Using the zebra stripe study text, answer the following:
(a) What is Amanda Melin's position at the University of Calgary?
(b) Which three kinds of animals did Melin's team estimate the viewing distance of zebra stripes for?
(c) What benefit do Tim Caro's earlier studies suggest zebra stripes provide?

*PAGE TEXT:*

<<<<

Most of us think zebra stripes are for camouflage, but a University of Calgary study has found that’s not the case, CBC News Calgary reports.

The problem is, we look at zebras through human eyes, said the study’s lead author, Amanda Melin, who’s an assistant professor of anthropology at the University of Calgary.

Truth be told, most mammals don’t see that well — including lions, hyenas, and other predators.

“Knowing that most mammals have pretty poor visual acuity, I thought ‘I bet they can’t even see these stripes very far, especially at night,” Melin said.

It’s more likely that predators have instead heard or smelled their zebra prey before catching a glimpse of them, and that rules out camouflage protection.

Melin and her team conducted a series of calculations that allowed them to estimate how far lions, spotted hyenas, and other zebras can see zebra stripes in daylight, twilight, or during a moonless night, UC Davis reports.

She conducted the study with Tim Caro, a University of California, Davis professor of wildlife biology. Caro and other colleagues provided evidence in previous studies suggesting that the zebra’s stripes give it an evolutionary edge by discouraging biting flies — natural pests of zebras.

>>>>

*Saved entries:*
<<<<

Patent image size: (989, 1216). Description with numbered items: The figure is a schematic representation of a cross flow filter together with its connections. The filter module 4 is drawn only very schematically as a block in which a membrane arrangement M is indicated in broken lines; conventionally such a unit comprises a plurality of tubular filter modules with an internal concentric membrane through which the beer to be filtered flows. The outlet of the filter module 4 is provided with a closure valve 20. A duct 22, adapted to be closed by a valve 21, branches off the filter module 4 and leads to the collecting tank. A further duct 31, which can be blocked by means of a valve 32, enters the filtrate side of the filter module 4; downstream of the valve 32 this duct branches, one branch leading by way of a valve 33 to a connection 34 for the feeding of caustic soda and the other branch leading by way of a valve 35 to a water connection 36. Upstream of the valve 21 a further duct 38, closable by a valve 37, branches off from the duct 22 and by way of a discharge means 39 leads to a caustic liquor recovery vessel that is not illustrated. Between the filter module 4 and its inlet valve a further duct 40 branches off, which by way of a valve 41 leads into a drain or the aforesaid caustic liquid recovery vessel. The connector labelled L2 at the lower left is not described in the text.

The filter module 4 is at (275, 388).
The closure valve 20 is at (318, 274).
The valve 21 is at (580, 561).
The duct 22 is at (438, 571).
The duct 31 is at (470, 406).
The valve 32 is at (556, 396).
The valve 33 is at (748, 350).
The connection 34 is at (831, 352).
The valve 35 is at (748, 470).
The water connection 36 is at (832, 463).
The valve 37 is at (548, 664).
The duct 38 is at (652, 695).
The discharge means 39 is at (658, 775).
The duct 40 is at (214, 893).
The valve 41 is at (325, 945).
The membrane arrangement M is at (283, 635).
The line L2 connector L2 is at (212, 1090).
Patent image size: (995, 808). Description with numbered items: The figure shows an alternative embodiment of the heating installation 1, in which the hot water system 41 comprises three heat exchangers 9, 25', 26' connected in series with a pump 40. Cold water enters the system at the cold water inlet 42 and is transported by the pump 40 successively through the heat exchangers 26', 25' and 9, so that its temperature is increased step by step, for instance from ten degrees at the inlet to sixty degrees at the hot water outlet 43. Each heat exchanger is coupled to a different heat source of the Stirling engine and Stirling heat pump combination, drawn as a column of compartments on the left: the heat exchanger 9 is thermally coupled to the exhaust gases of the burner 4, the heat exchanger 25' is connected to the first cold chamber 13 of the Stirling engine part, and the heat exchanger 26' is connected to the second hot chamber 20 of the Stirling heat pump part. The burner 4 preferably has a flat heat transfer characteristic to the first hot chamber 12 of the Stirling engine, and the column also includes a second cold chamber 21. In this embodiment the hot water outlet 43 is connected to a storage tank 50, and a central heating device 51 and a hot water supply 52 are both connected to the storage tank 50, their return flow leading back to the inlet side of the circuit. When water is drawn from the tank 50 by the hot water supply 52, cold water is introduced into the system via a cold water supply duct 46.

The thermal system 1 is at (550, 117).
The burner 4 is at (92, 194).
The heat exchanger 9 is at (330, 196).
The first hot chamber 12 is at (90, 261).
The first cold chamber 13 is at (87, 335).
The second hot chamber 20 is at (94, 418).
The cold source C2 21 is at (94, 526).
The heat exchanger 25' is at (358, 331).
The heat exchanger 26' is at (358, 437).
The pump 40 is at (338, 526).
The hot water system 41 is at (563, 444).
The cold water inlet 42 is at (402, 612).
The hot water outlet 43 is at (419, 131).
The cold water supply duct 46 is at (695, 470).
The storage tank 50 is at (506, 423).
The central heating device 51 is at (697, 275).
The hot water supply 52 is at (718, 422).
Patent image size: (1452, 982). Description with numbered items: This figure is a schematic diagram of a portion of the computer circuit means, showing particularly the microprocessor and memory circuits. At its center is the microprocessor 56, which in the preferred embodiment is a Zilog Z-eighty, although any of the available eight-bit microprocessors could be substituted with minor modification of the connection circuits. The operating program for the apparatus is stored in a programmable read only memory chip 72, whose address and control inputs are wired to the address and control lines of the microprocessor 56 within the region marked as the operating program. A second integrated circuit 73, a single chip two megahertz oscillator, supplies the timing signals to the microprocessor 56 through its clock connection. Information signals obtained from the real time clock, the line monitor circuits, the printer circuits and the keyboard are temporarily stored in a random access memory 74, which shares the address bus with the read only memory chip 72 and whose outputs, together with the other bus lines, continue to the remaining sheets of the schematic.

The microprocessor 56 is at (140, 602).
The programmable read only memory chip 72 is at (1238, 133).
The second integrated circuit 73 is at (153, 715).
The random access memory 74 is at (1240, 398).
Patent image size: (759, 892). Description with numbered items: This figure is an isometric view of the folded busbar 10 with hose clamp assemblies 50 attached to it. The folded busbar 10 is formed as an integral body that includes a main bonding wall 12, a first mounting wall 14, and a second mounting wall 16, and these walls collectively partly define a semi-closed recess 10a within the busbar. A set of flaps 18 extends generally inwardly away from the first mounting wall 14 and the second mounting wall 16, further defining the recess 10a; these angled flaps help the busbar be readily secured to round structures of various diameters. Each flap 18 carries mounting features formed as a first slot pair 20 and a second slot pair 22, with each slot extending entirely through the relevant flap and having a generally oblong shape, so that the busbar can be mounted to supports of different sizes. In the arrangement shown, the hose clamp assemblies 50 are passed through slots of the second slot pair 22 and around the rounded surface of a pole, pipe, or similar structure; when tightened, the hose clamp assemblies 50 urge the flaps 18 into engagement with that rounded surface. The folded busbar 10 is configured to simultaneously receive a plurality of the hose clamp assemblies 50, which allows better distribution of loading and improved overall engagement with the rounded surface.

>>>>

*RESPONSE BOX:*
(a) She is an assistant professor of anthropology.
(b) Lions, spotted hyenas, and other zebras.
(c) They give zebras an evolutionary edge by discouraging biting flies.